_Stated task_:
Write out every line of the data below, keeping each one unchanged. Leave out the pictures.

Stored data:
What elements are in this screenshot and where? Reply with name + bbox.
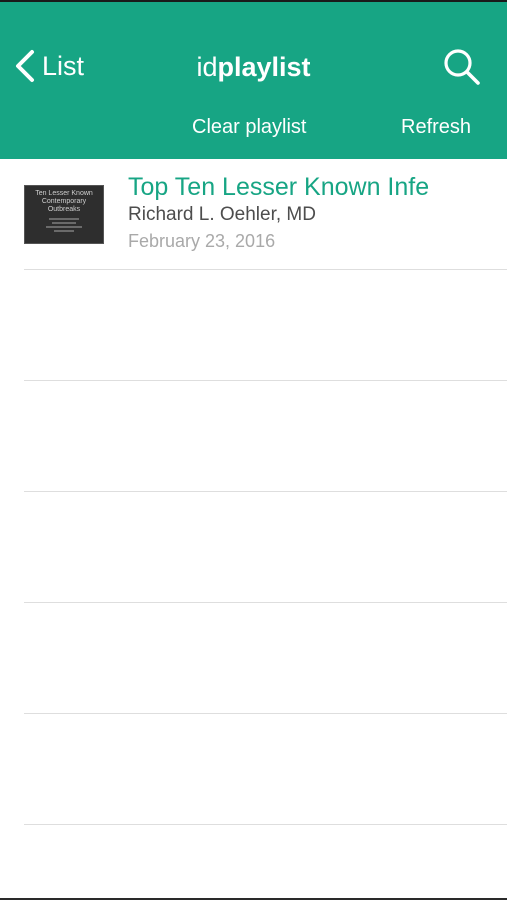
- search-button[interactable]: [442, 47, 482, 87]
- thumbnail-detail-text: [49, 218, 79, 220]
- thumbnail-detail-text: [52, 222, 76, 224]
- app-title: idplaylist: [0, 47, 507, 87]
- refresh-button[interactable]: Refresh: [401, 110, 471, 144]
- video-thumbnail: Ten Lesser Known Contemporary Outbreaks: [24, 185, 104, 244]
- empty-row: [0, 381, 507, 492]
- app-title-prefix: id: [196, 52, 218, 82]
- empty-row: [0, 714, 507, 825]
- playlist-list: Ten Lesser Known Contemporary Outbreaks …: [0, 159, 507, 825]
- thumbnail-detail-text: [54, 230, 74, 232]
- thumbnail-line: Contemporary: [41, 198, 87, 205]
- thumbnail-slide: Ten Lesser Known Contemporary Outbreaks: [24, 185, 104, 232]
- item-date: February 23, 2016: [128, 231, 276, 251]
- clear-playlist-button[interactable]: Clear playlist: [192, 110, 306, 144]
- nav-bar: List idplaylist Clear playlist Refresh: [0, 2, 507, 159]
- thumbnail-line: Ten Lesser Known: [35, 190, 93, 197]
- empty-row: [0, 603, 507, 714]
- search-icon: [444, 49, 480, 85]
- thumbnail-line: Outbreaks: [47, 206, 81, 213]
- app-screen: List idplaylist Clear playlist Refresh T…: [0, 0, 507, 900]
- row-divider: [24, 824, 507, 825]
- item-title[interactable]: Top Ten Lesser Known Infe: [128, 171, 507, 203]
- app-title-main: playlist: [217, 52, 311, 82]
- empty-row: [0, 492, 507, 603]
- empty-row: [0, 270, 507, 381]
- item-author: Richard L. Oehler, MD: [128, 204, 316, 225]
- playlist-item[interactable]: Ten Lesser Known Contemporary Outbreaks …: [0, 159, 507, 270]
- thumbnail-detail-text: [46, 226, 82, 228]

_Result of the exercise_:
What elements are in this screenshot and where? Reply with name + bbox.
- search-button[interactable]: [442, 47, 482, 87]
- thumbnail-detail-text: [49, 218, 79, 220]
- thumbnail-detail-text: [52, 222, 76, 224]
- app-title: idplaylist: [0, 47, 507, 87]
- refresh-button[interactable]: Refresh: [401, 110, 471, 144]
- video-thumbnail: Ten Lesser Known Contemporary Outbreaks: [24, 185, 104, 244]
- empty-row: [0, 381, 507, 492]
- app-title-prefix: id: [196, 52, 218, 82]
- empty-row: [0, 714, 507, 825]
- playlist-list: Ten Lesser Known Contemporary Outbreaks …: [0, 159, 507, 825]
- thumbnail-detail-text: [54, 230, 74, 232]
- thumbnail-line: Contemporary: [41, 198, 87, 205]
- thumbnail-slide: Ten Lesser Known Contemporary Outbreaks: [24, 185, 104, 232]
- item-date: February 23, 2016: [128, 231, 276, 251]
- clear-playlist-button[interactable]: Clear playlist: [192, 110, 306, 144]
- nav-bar: List idplaylist Clear playlist Refresh: [0, 2, 507, 159]
- thumbnail-line: Ten Lesser Known: [35, 190, 93, 197]
- empty-row: [0, 603, 507, 714]
- search-icon: [444, 49, 480, 85]
- thumbnail-line: Outbreaks: [47, 206, 81, 213]
- app-screen: List idplaylist Clear playlist Refresh T…: [0, 0, 507, 900]
- row-divider: [24, 824, 507, 825]
- item-title[interactable]: Top Ten Lesser Known Infe: [128, 171, 507, 203]
- app-title-main: playlist: [217, 52, 311, 82]
- empty-row: [0, 492, 507, 603]
- empty-row: [0, 270, 507, 381]
- item-author: Richard L. Oehler, MD: [128, 204, 316, 225]
- playlist-item[interactable]: Ten Lesser Known Contemporary Outbreaks …: [0, 159, 507, 270]
- thumbnail-detail-text: [46, 226, 82, 228]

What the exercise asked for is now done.